» Excerpted passage:

□ □ □ □ □ □ □

Without training on the distributions obtained from adversarial images, our method has managed to improve the recovery rate, with a mean improvement of 5.9% for DRN. The three distribution classifier methods are comparable, except for some cases where DRN outperforms other classifiers (eg. PD adv., IGSM) and where MLP and RF have lower accuracy than voting (eg. RPN adv., DeepFool and C&W). In Figure 4, we show that after image transformation, the distributions of softmax between the clean and adversarial images show some similarities and distinctive features. In fact, all of the clean ( $A$ - $H$ ) and adversarial ( $\tilde{A}$ - $\tilde{H}$ ) images (class 6) are classified correctly by the distribution classifier. Even though the distribution classifier was only trained on distributions from the clean images ( $A$ - $H$ ), the distribution classifier can recover the correct class for the adversarial images where voting has failed ( $\tilde{A}$ - $\tilde{H}$ ). The distribution classifier does so by learning the distinctive shapes of the distributions associated with the digit class from the clean images, and is able to apply this to the adversarial images with similar distribution shapes. Furthermore, our distribution classifier is able to pick up subtle differences in the distribution features. Figure 6(a) shows examples of clean images with class label 5 that are correctly classified by our distribution classifier. It is interesting that although the distribution shapes for adversarial images $\tilde{C}$ and $G$ shown in Figure 4 look similar, our distribution classifier is able to distinguish between the shapes for class 5 and 6.

5.1.1 Number of transformed samples required

We used $N$ =100 transformed samples in our experiments. Hence, the evaluation time will be 100 times longer than taking a single sample. Here we study the effect of the number of samples. Figure 6(b) and 6(c) show the classification accuracies for voting and DRN as the number of transformed samples increases. On the clean images, both voting and DRN accuracies improve with more number of samples, with the performance of voting saturating while DRN’s performance continues to increase with widening gap. This shows that a sufficient number of samples is required to capture the features of the distribution of softmax. On the adversarial images, the accuracies stay more of less the same. Although having more transformed samples is beneficial for the performance on clean images, our distribution classifier improves the voting performance regardless of the number of samples.

□ □ □ □ □ □ □

» Set tasks:
1. In the passage on the distribution classifier, how many transformed samples were used in the experiments?
2. Edit the passage on the distribution classifier by writing out the part between "We used $N$" and "regardless of the number of samples.", inclusive, with "clean images" replaced by "unperturbed images".
3. How would you continue the passage on the distribution classifier from its final sentence?
The listing that comes next is separate material, apart from the passage on the distribution classifier.

» Data extract:
□ □ □ □ □ □ □

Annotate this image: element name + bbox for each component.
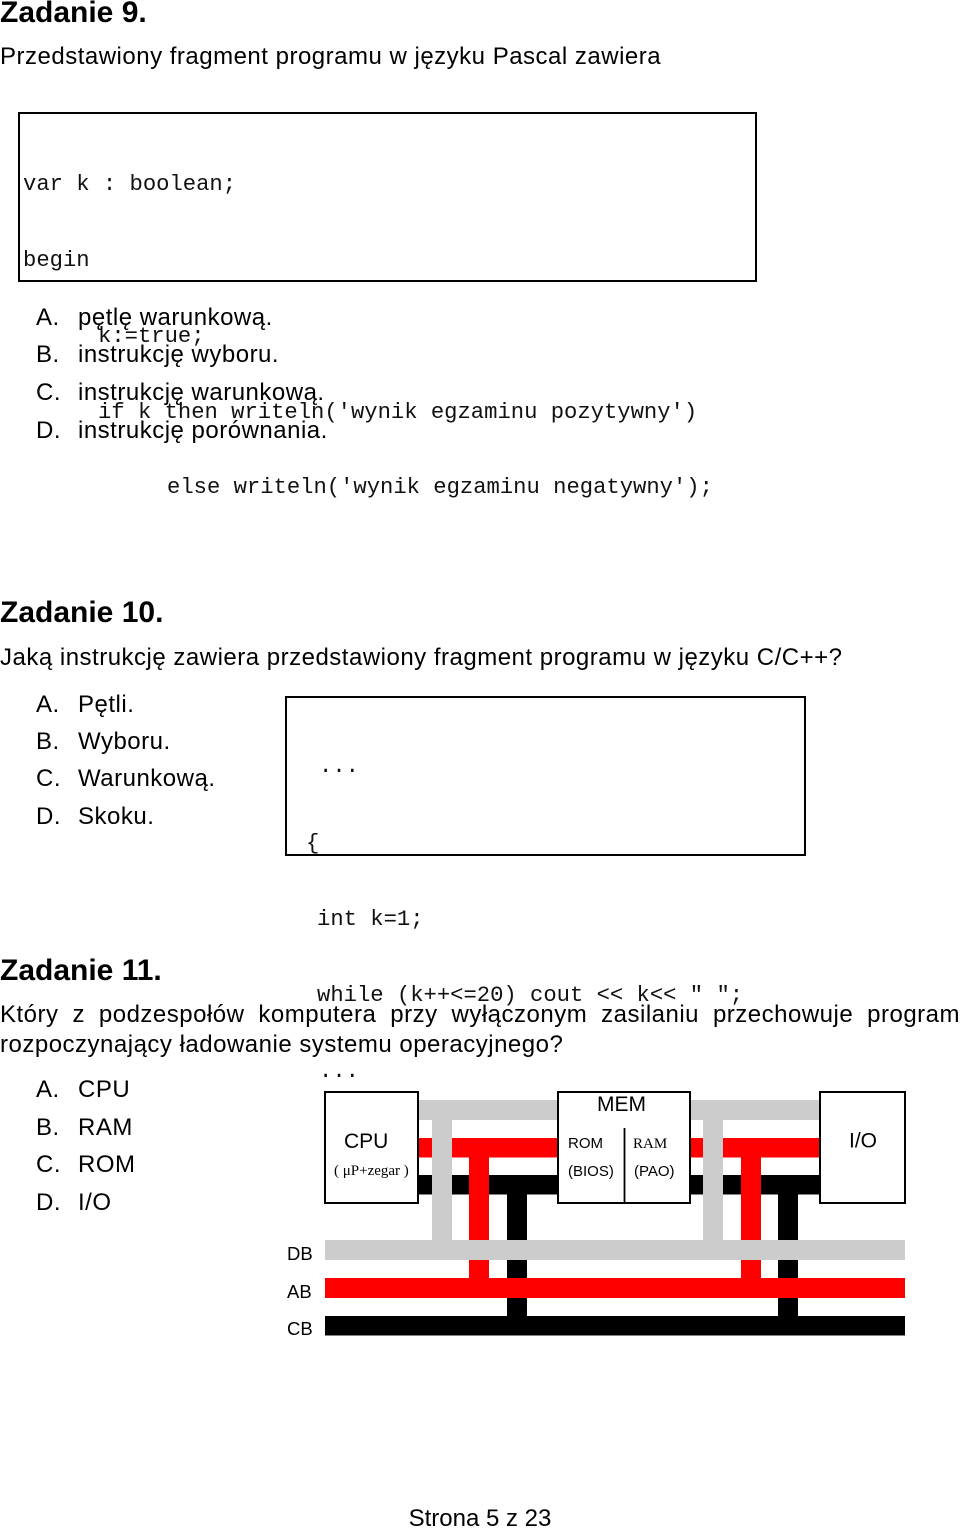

□ □ □ □ □ □ □

» Answers for this exercise:
1. 100 transformed samples.

2.
We used $N$ =100 transformed samples in our experiments. Hence, the evaluation time will be 100 times longer than taking a single sample. Here we study the effect of the number of samples. Figure 6(b) and 6(c) show the classification accuracies for voting and DRN as the number of transformed samples increases. On the unperturbed images, both voting and DRN accuracies improve with more number of samples, with the performance of voting saturating while DRN’s performance continues to increase with widening gap. This shows that a sufficient number of samples is required to capture the features of the distribution of softmax. On the adversarial images, the accuracies stay more of less the same. Although having more transformed samples is beneficial for the performance on unperturbed images, our distribution classifier improves the voting performance regardless of the number of samples.

3.
5.2 CIFAR10 and CIFAR100 results

For the CIFAR10 and CIFAR100 datasets, $N=50$ image transformation samples and 10,000 training data were used. Figure 5 (middle) shows the results for CIFAR10. All three distribution classifiers gave comparable improvements over voting, except for MLP which performs worse than voting for adversarial images with RPN on DeepFool. For CIFAR100 (Figure 5, right), the distribution classifiers mostly show improved performance over voting. There are exceptions where DRN (eg. PD adv., FGSM) and MLP (eg. RPN adv., DeepFool) have lower accuracy than voting. This suggests that for datasets with more classes, random forest may perform better than other classifiers.

As explained in Section 3, in the results in Figure 5, we have excluded clean images which are misclassified by the CNN and the images where the attack has failed. To check that our method works on these images, we evaluated these images for CIFAR100 with FGSM attack, random resize and padding and random forest classifier. Our results in Table 14 in the Appendix show that our distribution classifier method still outperforms majority voting.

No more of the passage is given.